Without omitting anything, retype the data that follows.

Records for this task -
▼▼▼

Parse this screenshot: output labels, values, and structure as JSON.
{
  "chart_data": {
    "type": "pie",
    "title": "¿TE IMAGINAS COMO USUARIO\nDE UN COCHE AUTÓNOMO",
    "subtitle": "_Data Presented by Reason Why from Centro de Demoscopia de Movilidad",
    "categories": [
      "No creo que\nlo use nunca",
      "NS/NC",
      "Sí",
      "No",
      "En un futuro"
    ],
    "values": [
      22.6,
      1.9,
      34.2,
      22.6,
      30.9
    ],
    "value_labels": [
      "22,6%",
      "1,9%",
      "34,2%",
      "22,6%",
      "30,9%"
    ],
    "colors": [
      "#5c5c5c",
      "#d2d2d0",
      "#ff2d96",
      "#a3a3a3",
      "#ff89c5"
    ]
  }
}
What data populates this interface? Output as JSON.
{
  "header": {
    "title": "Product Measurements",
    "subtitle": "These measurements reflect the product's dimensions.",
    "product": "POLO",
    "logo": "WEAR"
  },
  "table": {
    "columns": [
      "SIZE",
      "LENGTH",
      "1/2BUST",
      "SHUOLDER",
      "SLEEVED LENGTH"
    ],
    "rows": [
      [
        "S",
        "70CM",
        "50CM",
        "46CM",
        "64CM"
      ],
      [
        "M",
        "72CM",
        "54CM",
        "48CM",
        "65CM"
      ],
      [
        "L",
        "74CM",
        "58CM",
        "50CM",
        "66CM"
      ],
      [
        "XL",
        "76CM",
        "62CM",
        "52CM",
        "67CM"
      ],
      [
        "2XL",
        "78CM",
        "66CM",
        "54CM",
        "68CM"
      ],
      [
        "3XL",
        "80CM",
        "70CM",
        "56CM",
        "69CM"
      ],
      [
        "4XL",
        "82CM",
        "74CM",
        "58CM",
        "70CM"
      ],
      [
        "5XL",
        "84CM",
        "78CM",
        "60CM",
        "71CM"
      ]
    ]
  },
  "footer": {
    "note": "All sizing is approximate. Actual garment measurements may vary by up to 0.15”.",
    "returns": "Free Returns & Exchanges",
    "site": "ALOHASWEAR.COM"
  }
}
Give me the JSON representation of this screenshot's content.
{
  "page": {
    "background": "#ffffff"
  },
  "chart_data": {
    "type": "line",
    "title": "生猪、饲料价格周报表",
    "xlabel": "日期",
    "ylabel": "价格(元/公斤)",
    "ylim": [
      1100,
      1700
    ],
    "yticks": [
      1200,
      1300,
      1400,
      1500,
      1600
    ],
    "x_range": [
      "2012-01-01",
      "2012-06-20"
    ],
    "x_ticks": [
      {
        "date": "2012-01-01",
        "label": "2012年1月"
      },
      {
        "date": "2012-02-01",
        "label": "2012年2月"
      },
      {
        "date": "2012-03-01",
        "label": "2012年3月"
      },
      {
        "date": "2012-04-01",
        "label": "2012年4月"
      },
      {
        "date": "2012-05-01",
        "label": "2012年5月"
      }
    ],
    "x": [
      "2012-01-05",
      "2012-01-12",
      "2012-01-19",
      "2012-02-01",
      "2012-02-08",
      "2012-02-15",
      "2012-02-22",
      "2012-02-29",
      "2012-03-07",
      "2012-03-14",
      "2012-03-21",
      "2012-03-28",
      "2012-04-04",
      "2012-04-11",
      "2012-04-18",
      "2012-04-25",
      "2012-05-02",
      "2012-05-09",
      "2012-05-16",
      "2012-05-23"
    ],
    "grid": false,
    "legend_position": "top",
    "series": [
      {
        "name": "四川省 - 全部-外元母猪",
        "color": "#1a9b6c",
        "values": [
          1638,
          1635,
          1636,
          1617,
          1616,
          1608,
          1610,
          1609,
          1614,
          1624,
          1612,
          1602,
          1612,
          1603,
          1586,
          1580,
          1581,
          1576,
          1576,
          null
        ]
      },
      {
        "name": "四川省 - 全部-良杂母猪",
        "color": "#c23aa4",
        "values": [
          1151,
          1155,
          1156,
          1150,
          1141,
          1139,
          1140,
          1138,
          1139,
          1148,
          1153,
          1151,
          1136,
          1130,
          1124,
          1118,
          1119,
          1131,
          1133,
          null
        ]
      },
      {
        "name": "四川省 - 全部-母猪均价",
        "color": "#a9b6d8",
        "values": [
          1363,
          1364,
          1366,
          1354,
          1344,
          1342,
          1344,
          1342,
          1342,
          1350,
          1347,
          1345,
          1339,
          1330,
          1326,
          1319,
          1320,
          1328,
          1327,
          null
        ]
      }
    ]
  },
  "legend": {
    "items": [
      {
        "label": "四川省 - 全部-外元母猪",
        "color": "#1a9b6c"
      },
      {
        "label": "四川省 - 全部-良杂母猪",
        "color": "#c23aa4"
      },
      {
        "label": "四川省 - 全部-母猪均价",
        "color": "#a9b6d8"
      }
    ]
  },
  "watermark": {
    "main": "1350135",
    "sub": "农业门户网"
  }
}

▲▲▲

Exercise output -
Parse this screenshot: output labels, values, and structure as JSON.
{
  "chart_data": {
    "type": "pie",
    "title": "¿TE IMAGINAS COMO USUARIO\nDE UN COCHE AUTÓNOMO",
    "subtitle": "_Data Presented by Reason Why from Centro de Demoscopia de Movilidad",
    "categories": [
      "No creo que\nlo use nunca",
      "NS/NC",
      "Sí",
      "No",
      "En un futuro"
    ],
    "values": [
      22.6,
      1.9,
      34.2,
      22.6,
      30.9
    ],
    "value_labels": [
      "22,6%",
      "1,9%",
      "34,2%",
      "22,6%",
      "30,9%"
    ],
    "colors": [
      "#5c5c5c",
      "#d2d2d0",
      "#ff2d96",
      "#a3a3a3",
      "#ff89c5"
    ]
  }
}
What data populates this interface? Output as JSON.
{
  "header": {
    "title": "Product Measurements",
    "subtitle": "These measurements reflect the product's dimensions.",
    "product": "POLO",
    "logo": "WEAR"
  },
  "table": {
    "columns": [
      "SIZE",
      "LENGTH",
      "1/2BUST",
      "SHUOLDER",
      "SLEEVED LENGTH"
    ],
    "rows": [
      [
        "S",
        "70CM",
        "50CM",
        "46CM",
        "64CM"
      ],
      [
        "M",
        "72CM",
        "54CM",
        "48CM",
        "65CM"
      ],
      [
        "L",
        "74CM",
        "58CM",
        "50CM",
        "66CM"
      ],
      [
        "XL",
        "76CM",
        "62CM",
        "52CM",
        "67CM"
      ],
      [
        "2XL",
        "78CM",
        "66CM",
        "54CM",
        "68CM"
      ],
      [
        "3XL",
        "80CM",
        "70CM",
        "56CM",
        "69CM"
      ],
      [
        "4XL",
        "82CM",
        "74CM",
        "58CM",
        "70CM"
      ],
      [
        "5XL",
        "84CM",
        "78CM",
        "60CM",
        "71CM"
      ]
    ]
  },
  "footer": {
    "note": "All sizing is approximate. Actual garment measurements may vary by up to 0.15”.",
    "returns": "Free Returns & Exchanges",
    "site": "ALOHASWEAR.COM"
  }
}
Give me the JSON representation of this screenshot's content.
{
  "page": {
    "background": "#ffffff"
  },
  "chart_data": {
    "type": "line",
    "title": "生猪、饲料价格周报表",
    "xlabel": "日期",
    "ylabel": "价格(元/公斤)",
    "ylim": [
      1100,
      1700
    ],
    "yticks": [
      1200,
      1300,
      1400,
      1500,
      1600
    ],
    "x_range": [
      "2012-01-01",
      "2012-06-20"
    ],
    "x_ticks": [
      {
        "date": "2012-01-01",
        "label": "2012年1月"
      },
      {
        "date": "2012-02-01",
        "label": "2012年2月"
      },
      {
        "date": "2012-03-01",
        "label": "2012年3月"
      },
      {
        "date": "2012-04-01",
        "label": "2012年4月"
      },
      {
        "date": "2012-05-01",
        "label": "2012年5月"
      }
    ],
    "x": [
      "2012-01-05",
      "2012-01-12",
      "2012-01-19",
      "2012-02-01",
      "2012-02-08",
      "2012-02-15",
      "2012-02-22",
      "2012-02-29",
      "2012-03-07",
      "2012-03-14",
      "2012-03-21",
      "2012-03-28",
      "2012-04-04",
      "2012-04-11",
      "2012-04-18",
      "2012-04-25",
      "2012-05-02",
      "2012-05-09",
      "2012-05-16",
      "2012-05-23"
    ],
    "grid": false,
    "legend_position": "top",
    "series": [
      {
        "name": "四川省 - 全部-外元母猪",
        "color": "#1a9b6c",
        "values": [
          1638,
          1635,
          1636,
          1617,
          1616,
          1608,
          1610,
          1609,
          1614,
          1624,
          1612,
          1602,
          1612,
          1603,
          1586,
          1580,
          1581,
          1576,
          1576,
          null
        ]
      },
      {
        "name": "四川省 - 全部-良杂母猪",
        "color": "#c23aa4",
        "values": [
          1151,
          1155,
          1156,
          1150,
          1141,
          1139,
          1140,
          1138,
          1139,
          1148,
          1153,
          1151,
          1136,
          1130,
          1124,
          1118,
          1119,
          1131,
          1133,
          null
        ]
      },
      {
        "name": "四川省 - 全部-母猪均价",
        "color": "#a9b6d8",
        "values": [
          1363,
          1364,
          1366,
          1354,
          1344,
          1342,
          1344,
          1342,
          1342,
          1350,
          1347,
          1345,
          1339,
          1330,
          1326,
          1319,
          1320,
          1328,
          1327,
          null
        ]
      }
    ]
  },
  "legend": {
    "items": [
      {
        "label": "四川省 - 全部-外元母猪",
        "color": "#1a9b6c"
      },
      {
        "label": "四川省 - 全部-良杂母猪",
        "color": "#c23aa4"
      },
      {
        "label": "四川省 - 全部-母猪均价",
        "color": "#a9b6d8"
      }
    ]
  },
  "watermark": {
    "main": "1350135",
    "sub": "农业门户网"
  }
}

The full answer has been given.